▸ **REQUIRED TASK**: Restate the data below word for word. Skip any images it contains.

▸ **SUPPLIED MATERIAL**:
"""

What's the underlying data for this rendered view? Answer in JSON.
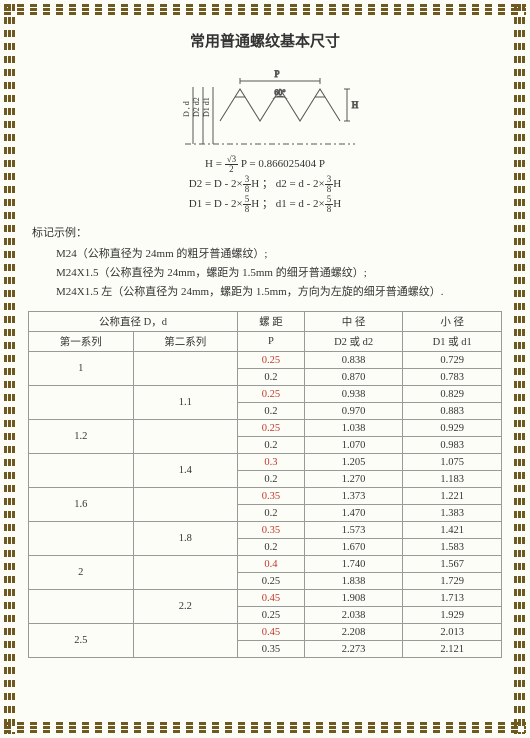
{
  "title": "常用普通螺纹基本尺寸",
  "diagram": {
    "labels": {
      "P": "P",
      "H": "H",
      "angle": "60°",
      "Dd": "D , d",
      "D2d2": "D2  d2",
      "D1d1": "D1  d1"
    },
    "stroke": "#555"
  },
  "formulas": {
    "line1_left": "H =",
    "line1_frac_n": "√3",
    "line1_frac_d": "2",
    "line1_right": "P = 0.866025404 P",
    "line2_a": "D2 = D - 2×",
    "line2_b": "H ；  d2 = d - 2×",
    "line2_c": "H",
    "frac38_n": "3",
    "frac38_d": "8",
    "line3_a": "D1 = D - 2×",
    "line3_b": "H ；  d1 = d - 2×",
    "line3_c": "H",
    "frac58_n": "5",
    "frac58_d": "8"
  },
  "notation": {
    "header": "标记示例：",
    "items": [
      "M24（公称直径为 24mm 的粗牙普通螺纹）;",
      "M24X1.5（公称直径为 24mm，螺距为 1.5mm 的细牙普通螺纹）;",
      "M24X1.5 左（公称直径为 24mm，螺距为 1.5mm，方向为左旋的细牙普通螺纹）."
    ]
  },
  "table": {
    "header": {
      "nominal": "公称直径 D，d",
      "series1": "第一系列",
      "series2": "第二系列",
      "pitch": "螺  距",
      "pitch_sub": "P",
      "mid": "中  径",
      "mid_sub": "D2 或 d2",
      "minor": "小  径",
      "minor_sub": "D1 或 d1"
    },
    "groups": [
      {
        "s1": "1",
        "s2": "",
        "rows": [
          {
            "p": "0.25",
            "red": true,
            "d2": "0.838",
            "d1": "0.729"
          },
          {
            "p": "0.2",
            "red": false,
            "d2": "0.870",
            "d1": "0.783"
          }
        ]
      },
      {
        "s1": "",
        "s2": "1.1",
        "rows": [
          {
            "p": "0.25",
            "red": true,
            "d2": "0.938",
            "d1": "0.829"
          },
          {
            "p": "0.2",
            "red": false,
            "d2": "0.970",
            "d1": "0.883"
          }
        ]
      },
      {
        "s1": "1.2",
        "s2": "",
        "rows": [
          {
            "p": "0.25",
            "red": true,
            "d2": "1.038",
            "d1": "0.929"
          },
          {
            "p": "0.2",
            "red": false,
            "d2": "1.070",
            "d1": "0.983"
          }
        ]
      },
      {
        "s1": "",
        "s2": "1.4",
        "rows": [
          {
            "p": "0.3",
            "red": true,
            "d2": "1.205",
            "d1": "1.075"
          },
          {
            "p": "0.2",
            "red": false,
            "d2": "1.270",
            "d1": "1.183"
          }
        ]
      },
      {
        "s1": "1.6",
        "s2": "",
        "rows": [
          {
            "p": "0.35",
            "red": true,
            "d2": "1.373",
            "d1": "1.221"
          },
          {
            "p": "0.2",
            "red": false,
            "d2": "1.470",
            "d1": "1.383"
          }
        ]
      },
      {
        "s1": "",
        "s2": "1.8",
        "rows": [
          {
            "p": "0.35",
            "red": true,
            "d2": "1.573",
            "d1": "1.421"
          },
          {
            "p": "0.2",
            "red": false,
            "d2": "1.670",
            "d1": "1.583"
          }
        ]
      },
      {
        "s1": "2",
        "s2": "",
        "rows": [
          {
            "p": "0.4",
            "red": true,
            "d2": "1.740",
            "d1": "1.567"
          },
          {
            "p": "0.25",
            "red": false,
            "d2": "1.838",
            "d1": "1.729"
          }
        ]
      },
      {
        "s1": "",
        "s2": "2.2",
        "rows": [
          {
            "p": "0.45",
            "red": true,
            "d2": "1.908",
            "d1": "1.713"
          },
          {
            "p": "0.25",
            "red": false,
            "d2": "2.038",
            "d1": "1.929"
          }
        ]
      },
      {
        "s1": "2.5",
        "s2": "",
        "rows": [
          {
            "p": "0.45",
            "red": true,
            "d2": "2.208",
            "d1": "2.013"
          },
          {
            "p": "0.35",
            "red": false,
            "d2": "2.273",
            "d1": "2.121"
          }
        ]
      }
    ]
  }
}
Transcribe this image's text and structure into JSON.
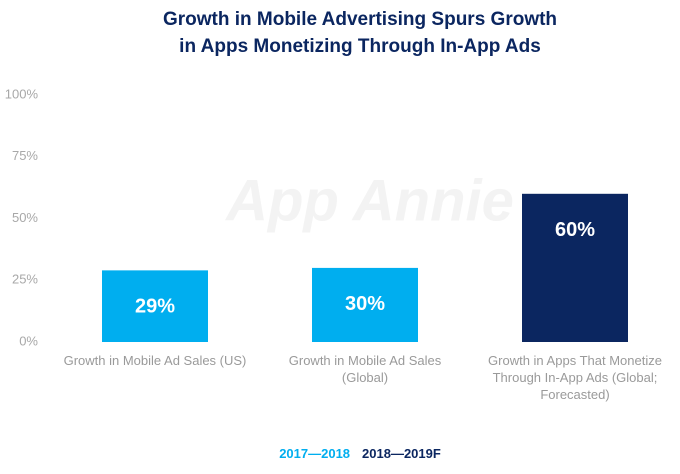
{
  "chart_data": {
    "type": "bar",
    "title": "Growth in Mobile Advertising Spurs Growth in Apps Monetizing Through In-App Ads",
    "watermark": "App Annie",
    "categories": [
      "Growth in Mobile Ad Sales (US)",
      "Growth in Mobile Ad Sales (Global)",
      "Growth in Apps That Monetize Through In-App Ads (Global; Forecasted)"
    ],
    "series": [
      {
        "name": "2017—2018",
        "color": "#00aeef",
        "values": [
          29,
          30,
          null
        ],
        "value_labels": [
          "29%",
          "30%",
          null
        ]
      },
      {
        "name": "2018—2019F",
        "color": "#0b2660",
        "values": [
          null,
          null,
          60
        ],
        "value_labels": [
          null,
          null,
          "60%"
        ]
      }
    ],
    "ylim": [
      0,
      100
    ],
    "yticks": [
      {
        "value": 0,
        "label": "0%"
      },
      {
        "value": 25,
        "label": "25%"
      },
      {
        "value": 50,
        "label": "50%"
      },
      {
        "value": 75,
        "label": "75%"
      },
      {
        "value": 100,
        "label": "100%"
      }
    ],
    "grid": false,
    "legend": "bottom"
  }
}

"""

▸ **FULL OUTPUT**:
What's the underlying data for this rendered view? Answer in JSON.
{
  "title": "常用普通螺纹基本尺寸",
  "diagram": {
    "labels": {
      "P": "P",
      "H": "H",
      "angle": "60°",
      "Dd": "D , d",
      "D2d2": "D2  d2",
      "D1d1": "D1  d1"
    },
    "stroke": "#555"
  },
  "formulas": {
    "line1_left": "H =",
    "line1_frac_n": "√3",
    "line1_frac_d": "2",
    "line1_right": "P = 0.866025404 P",
    "line2_a": "D2 = D - 2×",
    "line2_b": "H ；  d2 = d - 2×",
    "line2_c": "H",
    "frac38_n": "3",
    "frac38_d": "8",
    "line3_a": "D1 = D - 2×",
    "line3_b": "H ；  d1 = d - 2×",
    "line3_c": "H",
    "frac58_n": "5",
    "frac58_d": "8"
  },
  "notation": {
    "header": "标记示例：",
    "items": [
      "M24（公称直径为 24mm 的粗牙普通螺纹）;",
      "M24X1.5（公称直径为 24mm，螺距为 1.5mm 的细牙普通螺纹）;",
      "M24X1.5 左（公称直径为 24mm，螺距为 1.5mm，方向为左旋的细牙普通螺纹）."
    ]
  },
  "table": {
    "header": {
      "nominal": "公称直径 D，d",
      "series1": "第一系列",
      "series2": "第二系列",
      "pitch": "螺  距",
      "pitch_sub": "P",
      "mid": "中  径",
      "mid_sub": "D2 或 d2",
      "minor": "小  径",
      "minor_sub": "D1 或 d1"
    },
    "groups": [
      {
        "s1": "1",
        "s2": "",
        "rows": [
          {
            "p": "0.25",
            "red": true,
            "d2": "0.838",
            "d1": "0.729"
          },
          {
            "p": "0.2",
            "red": false,
            "d2": "0.870",
            "d1": "0.783"
          }
        ]
      },
      {
        "s1": "",
        "s2": "1.1",
        "rows": [
          {
            "p": "0.25",
            "red": true,
            "d2": "0.938",
            "d1": "0.829"
          },
          {
            "p": "0.2",
            "red": false,
            "d2": "0.970",
            "d1": "0.883"
          }
        ]
      },
      {
        "s1": "1.2",
        "s2": "",
        "rows": [
          {
            "p": "0.25",
            "red": true,
            "d2": "1.038",
            "d1": "0.929"
          },
          {
            "p": "0.2",
            "red": false,
            "d2": "1.070",
            "d1": "0.983"
          }
        ]
      },
      {
        "s1": "",
        "s2": "1.4",
        "rows": [
          {
            "p": "0.3",
            "red": true,
            "d2": "1.205",
            "d1": "1.075"
          },
          {
            "p": "0.2",
            "red": false,
            "d2": "1.270",
            "d1": "1.183"
          }
        ]
      },
      {
        "s1": "1.6",
        "s2": "",
        "rows": [
          {
            "p": "0.35",
            "red": true,
            "d2": "1.373",
            "d1": "1.221"
          },
          {
            "p": "0.2",
            "red": false,
            "d2": "1.470",
            "d1": "1.383"
          }
        ]
      },
      {
        "s1": "",
        "s2": "1.8",
        "rows": [
          {
            "p": "0.35",
            "red": true,
            "d2": "1.573",
            "d1": "1.421"
          },
          {
            "p": "0.2",
            "red": false,
            "d2": "1.670",
            "d1": "1.583"
          }
        ]
      },
      {
        "s1": "2",
        "s2": "",
        "rows": [
          {
            "p": "0.4",
            "red": true,
            "d2": "1.740",
            "d1": "1.567"
          },
          {
            "p": "0.25",
            "red": false,
            "d2": "1.838",
            "d1": "1.729"
          }
        ]
      },
      {
        "s1": "",
        "s2": "2.2",
        "rows": [
          {
            "p": "0.45",
            "red": true,
            "d2": "1.908",
            "d1": "1.713"
          },
          {
            "p": "0.25",
            "red": false,
            "d2": "2.038",
            "d1": "1.929"
          }
        ]
      },
      {
        "s1": "2.5",
        "s2": "",
        "rows": [
          {
            "p": "0.45",
            "red": true,
            "d2": "2.208",
            "d1": "2.013"
          },
          {
            "p": "0.35",
            "red": false,
            "d2": "2.273",
            "d1": "2.121"
          }
        ]
      }
    ]
  }
}
Transcribe this image's text and structure into JSON.
{
  "chart_data": {
    "type": "bar",
    "title": "Growth in Mobile Advertising Spurs Growth in Apps Monetizing Through In-App Ads",
    "watermark": "App Annie",
    "categories": [
      "Growth in Mobile Ad Sales (US)",
      "Growth in Mobile Ad Sales (Global)",
      "Growth in Apps That Monetize Through In-App Ads (Global; Forecasted)"
    ],
    "series": [
      {
        "name": "2017—2018",
        "color": "#00aeef",
        "values": [
          29,
          30,
          null
        ],
        "value_labels": [
          "29%",
          "30%",
          null
        ]
      },
      {
        "name": "2018—2019F",
        "color": "#0b2660",
        "values": [
          null,
          null,
          60
        ],
        "value_labels": [
          null,
          null,
          "60%"
        ]
      }
    ],
    "ylim": [
      0,
      100
    ],
    "yticks": [
      {
        "value": 0,
        "label": "0%"
      },
      {
        "value": 25,
        "label": "25%"
      },
      {
        "value": 50,
        "label": "50%"
      },
      {
        "value": 75,
        "label": "75%"
      },
      {
        "value": 100,
        "label": "100%"
      }
    ],
    "grid": false,
    "legend": "bottom"
  }
}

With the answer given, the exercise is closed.